- _Texto fornecido_:
>>>>>

As quatro potências designadas pelo acrónimo BRIC (Brasil, Rússia, Índia e China), juntamente com os Estados Unidos, são os cinco principais destinos de investimento direto no estrangeiro eleitos pelas transnacionais e pelas agências de promoção do investimento para 2010-2012, segundo uma sondagem da UNCTAD (acrónimo em inglês para Conferência das Nações Unidas para o Comércio e o Desenvolvimento) junto de mais de três centenas e meia de empresas transnacionais e agências de promoção e atração de investimento.
Nos vinte principais destinos encontram-se cinco na zona euro (Reino Unido, em 7º, Alemanha, em 10º, Polónia em 12º, França em 14º e Espanha em 20º). O México (apesar da turbulência interna, é o 6º destino eleito), bem como o Vietname, Indonésia, Tailândia, Austrália e Malásia encontram-se entre os 15 primeiros destinos. Em África, o único destino escolhido, neste grupo de elite de 21 países nomeados, é a África do Sul. Na América Latina, de destacar, ainda, o Chile e o Peru.
A corrida às commodities
O papel das commodities exploradas em muitos destes países referidos como destinos de eleição é crucial nas estratégias das transnacionais. Aliás, os respondentes da sondagem consideraram o setor primário - principalmente as indústrias extrativas - como o alvo principal do investimento internacional nos próximos dois anos, a distância significativa do setor dos serviços e da indústria de transformação.
Por outro lado, na opinião daqueles protagonistas da internacionalização ouvidos pela UNCTAD, os dez principais investidores no mundo nos próximos dois anos serão os Estados Unidos, China, Alemanha, Reino Unido, França, Índia, Canadá, Espanha, Rússia e Itália - de sublinhar que o gigante asiático é considerado o número dois nas estratégias de projeção global. De chamar à atenção, ainda, para o papel crescente da Índia, Canadá, Espanha e Rússia.
Apesar de Espanha ser incluída nos chamados PIIGS, com situação crítica na zona euro em termos de dívida soberana e sistema bancário, a sua afirmação global é reconhecida, e avaliada com otimismo, pelas transnacionais.
Esta mudança geoeconómica relevante - no destino dos investimentos diretos no estrangeiro e na subida da China a número dois nos emissores desse investimento - ocorreu após o pânico financeiro de 2008 e a aceleração da Grande Recessão que projetaram para a ribalta as potências emergentes, apesar de uma quebra de mais de 50% dos fluxos de investimento internacional em 2008 e 2009 e de o nível em meados de 2010 permanecer abaixo dos montantes anteriores à explosão recessiva.
A UNCTAD só prevê que os fluxos de investimento internacional retomem o nível de 2007 - o patamar dos 2 biliões de dólares (triliões, na designação americana) - daqui a quatro anos.

<<<<<

- _Material fornecido_:
>>>>>

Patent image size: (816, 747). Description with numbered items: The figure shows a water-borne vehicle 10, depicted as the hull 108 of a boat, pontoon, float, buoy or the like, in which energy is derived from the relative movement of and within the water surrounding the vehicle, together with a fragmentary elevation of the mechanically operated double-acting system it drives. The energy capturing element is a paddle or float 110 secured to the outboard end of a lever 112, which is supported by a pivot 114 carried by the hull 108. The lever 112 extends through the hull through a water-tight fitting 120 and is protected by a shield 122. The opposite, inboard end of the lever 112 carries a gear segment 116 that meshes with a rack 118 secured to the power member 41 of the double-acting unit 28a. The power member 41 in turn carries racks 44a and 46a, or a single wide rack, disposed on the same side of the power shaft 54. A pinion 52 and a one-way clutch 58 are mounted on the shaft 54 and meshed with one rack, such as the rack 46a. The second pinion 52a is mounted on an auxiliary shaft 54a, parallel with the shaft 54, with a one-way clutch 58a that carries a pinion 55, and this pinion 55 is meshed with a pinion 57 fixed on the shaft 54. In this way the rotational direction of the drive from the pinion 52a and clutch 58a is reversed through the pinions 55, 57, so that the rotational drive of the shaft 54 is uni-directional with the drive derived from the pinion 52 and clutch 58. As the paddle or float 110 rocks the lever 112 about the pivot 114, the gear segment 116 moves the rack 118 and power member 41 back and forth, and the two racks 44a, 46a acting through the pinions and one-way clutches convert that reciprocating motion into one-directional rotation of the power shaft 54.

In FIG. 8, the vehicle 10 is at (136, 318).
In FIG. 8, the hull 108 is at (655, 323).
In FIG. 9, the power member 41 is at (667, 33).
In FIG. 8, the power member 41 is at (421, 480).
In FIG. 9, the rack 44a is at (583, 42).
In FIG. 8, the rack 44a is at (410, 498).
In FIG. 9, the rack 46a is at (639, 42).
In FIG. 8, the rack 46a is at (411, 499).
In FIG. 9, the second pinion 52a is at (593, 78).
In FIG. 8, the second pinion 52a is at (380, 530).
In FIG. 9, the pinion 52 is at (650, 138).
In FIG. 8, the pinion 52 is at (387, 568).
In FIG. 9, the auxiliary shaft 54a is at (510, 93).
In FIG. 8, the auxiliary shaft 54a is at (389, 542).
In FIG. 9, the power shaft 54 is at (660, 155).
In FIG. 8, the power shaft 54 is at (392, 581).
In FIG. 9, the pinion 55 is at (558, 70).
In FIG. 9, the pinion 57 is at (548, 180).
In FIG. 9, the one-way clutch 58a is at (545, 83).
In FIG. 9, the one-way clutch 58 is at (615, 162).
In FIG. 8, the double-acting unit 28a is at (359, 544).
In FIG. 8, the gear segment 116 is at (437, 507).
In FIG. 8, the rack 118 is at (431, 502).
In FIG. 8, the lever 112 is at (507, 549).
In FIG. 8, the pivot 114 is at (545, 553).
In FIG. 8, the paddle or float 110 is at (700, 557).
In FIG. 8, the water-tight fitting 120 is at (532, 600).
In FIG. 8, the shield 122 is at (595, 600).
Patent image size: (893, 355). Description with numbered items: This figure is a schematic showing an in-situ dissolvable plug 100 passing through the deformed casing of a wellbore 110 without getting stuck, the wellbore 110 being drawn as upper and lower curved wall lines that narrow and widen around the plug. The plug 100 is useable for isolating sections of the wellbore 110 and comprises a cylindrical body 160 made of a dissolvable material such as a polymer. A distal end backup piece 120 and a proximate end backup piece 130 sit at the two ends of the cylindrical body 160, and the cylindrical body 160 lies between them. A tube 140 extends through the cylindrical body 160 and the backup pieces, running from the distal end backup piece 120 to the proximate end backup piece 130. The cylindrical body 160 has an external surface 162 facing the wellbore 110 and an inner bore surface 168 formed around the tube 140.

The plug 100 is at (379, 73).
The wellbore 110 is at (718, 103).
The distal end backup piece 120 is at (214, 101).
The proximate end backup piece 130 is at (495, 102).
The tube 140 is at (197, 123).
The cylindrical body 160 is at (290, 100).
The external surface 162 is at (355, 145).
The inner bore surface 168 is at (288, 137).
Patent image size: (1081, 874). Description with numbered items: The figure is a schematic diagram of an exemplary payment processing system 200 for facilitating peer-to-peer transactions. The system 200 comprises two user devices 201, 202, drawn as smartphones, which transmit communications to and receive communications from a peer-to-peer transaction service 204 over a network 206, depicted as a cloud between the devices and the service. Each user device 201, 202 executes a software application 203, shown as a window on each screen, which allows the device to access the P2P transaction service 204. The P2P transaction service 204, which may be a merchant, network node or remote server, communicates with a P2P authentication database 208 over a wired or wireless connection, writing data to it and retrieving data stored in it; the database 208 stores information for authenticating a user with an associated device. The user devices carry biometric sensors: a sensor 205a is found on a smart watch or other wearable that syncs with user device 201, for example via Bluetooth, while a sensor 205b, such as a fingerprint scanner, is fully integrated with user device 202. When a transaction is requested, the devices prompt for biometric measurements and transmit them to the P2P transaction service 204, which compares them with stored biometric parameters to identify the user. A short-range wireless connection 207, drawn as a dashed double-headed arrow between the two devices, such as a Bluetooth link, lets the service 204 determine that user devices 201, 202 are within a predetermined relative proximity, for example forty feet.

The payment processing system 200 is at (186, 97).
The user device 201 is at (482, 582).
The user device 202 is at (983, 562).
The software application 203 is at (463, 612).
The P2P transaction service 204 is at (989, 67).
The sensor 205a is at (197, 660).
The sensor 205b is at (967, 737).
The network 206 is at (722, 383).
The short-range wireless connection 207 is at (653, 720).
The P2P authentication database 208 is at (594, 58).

<<<<<

- _Tarefas a realizar_:
1. Como se traduz para inglês esta frase do texto sobre o investimento direto no estrangeiro: «Apesar de Espanha ser incluída nos chamados PIIGS, com situação crítica na zona euro em termos de dívida soberana e sistema bancário, a sua afirmação global é reconhecida, e avaliada com otimismo, pelas transnacionais.»?
2. Como fica tudo o que vai de «Apesar de Espanha» até «à explosão recessiva.» no texto sobre o investimento direto no estrangeiro, se substituir «pânico financeiro» por «colapso financeiro»?
Os registos não são necessários para nada do que aqui se pede.

- _Soluções por tarefa_:
1. Although Spain is included among the so-called PIIGS, with a critical situation in the eurozone in terms of sovereign debt and the banking system, its global standing is recognized, and viewed with optimism, by transnational corporations.

2.
Apesar de Espanha ser incluída nos chamados PIIGS, com situação crítica na zona euro em termos de dívida soberana e sistema bancário, a sua afirmação global é reconhecida, e avaliada com otimismo, pelas transnacionais.
Esta mudança geoeconómica relevante - no destino dos investimentos diretos no estrangeiro e na subida da China a número dois nos emissores desse investimento - ocorreu após o colapso financeiro de 2008 e a aceleração da Grande Recessão que projetaram para a ribalta as potências emergentes, apesar de uma quebra de mais de 50% dos fluxos de investimento internacional em 2008 e 2009 e de o nível em meados de 2010 permanecer abaixo dos montantes anteriores à explosão recessiva.